▸ **EXERCISE INSTRUCTIONS**:
Look through the records that follow. Copy every line containing the word "title".

— start of RECORDS FOR THIS EXERCISE —

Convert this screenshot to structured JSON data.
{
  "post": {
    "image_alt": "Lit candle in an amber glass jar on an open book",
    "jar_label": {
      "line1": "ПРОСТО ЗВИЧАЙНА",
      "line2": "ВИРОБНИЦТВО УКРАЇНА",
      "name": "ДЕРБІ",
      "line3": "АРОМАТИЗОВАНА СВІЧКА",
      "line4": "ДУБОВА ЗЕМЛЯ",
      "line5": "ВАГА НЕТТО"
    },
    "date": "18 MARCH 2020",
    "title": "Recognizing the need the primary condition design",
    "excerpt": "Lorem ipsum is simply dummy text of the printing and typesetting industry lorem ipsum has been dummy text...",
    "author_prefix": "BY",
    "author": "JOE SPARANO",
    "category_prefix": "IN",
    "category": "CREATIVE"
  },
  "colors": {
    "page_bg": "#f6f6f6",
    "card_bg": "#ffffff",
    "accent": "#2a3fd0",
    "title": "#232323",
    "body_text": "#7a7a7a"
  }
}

— end of RECORDS FOR THIS EXERCISE —
— start of RECORDS FOR THIS EXERCISE —

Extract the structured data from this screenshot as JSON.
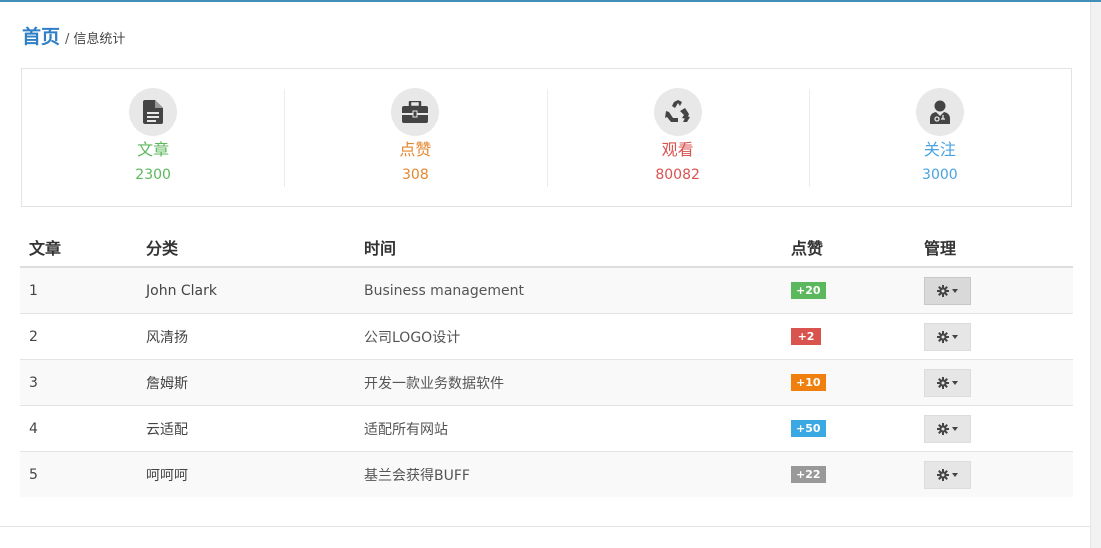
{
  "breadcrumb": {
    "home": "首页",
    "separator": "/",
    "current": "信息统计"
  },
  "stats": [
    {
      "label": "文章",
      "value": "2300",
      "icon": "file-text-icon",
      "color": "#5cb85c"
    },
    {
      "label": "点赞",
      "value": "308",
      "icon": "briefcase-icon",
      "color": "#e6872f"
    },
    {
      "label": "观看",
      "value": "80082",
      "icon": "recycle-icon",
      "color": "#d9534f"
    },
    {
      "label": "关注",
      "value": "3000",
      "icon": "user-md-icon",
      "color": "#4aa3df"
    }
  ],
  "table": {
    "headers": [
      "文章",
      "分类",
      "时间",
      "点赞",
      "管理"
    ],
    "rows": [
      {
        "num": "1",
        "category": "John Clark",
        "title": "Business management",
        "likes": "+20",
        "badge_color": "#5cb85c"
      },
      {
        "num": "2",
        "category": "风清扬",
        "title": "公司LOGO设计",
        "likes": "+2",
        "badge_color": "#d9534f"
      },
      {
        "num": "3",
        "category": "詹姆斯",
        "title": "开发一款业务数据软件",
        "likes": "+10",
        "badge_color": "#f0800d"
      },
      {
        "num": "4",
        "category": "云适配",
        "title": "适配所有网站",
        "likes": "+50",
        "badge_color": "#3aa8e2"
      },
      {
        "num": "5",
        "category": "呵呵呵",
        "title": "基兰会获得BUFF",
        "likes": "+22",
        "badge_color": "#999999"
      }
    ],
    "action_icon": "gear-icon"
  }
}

— end of RECORDS FOR THIS EXERCISE —

▸ **TASK ANSWER**:
    "title": "Recognizing the need the primary condition design",
    "title": "#232323",
        "title": "Business management",
        "title": "公司LOGO设计",
        "title": "开发一款业务数据软件",
        "title": "适配所有网站",
        "title": "基兰会获得BUFF",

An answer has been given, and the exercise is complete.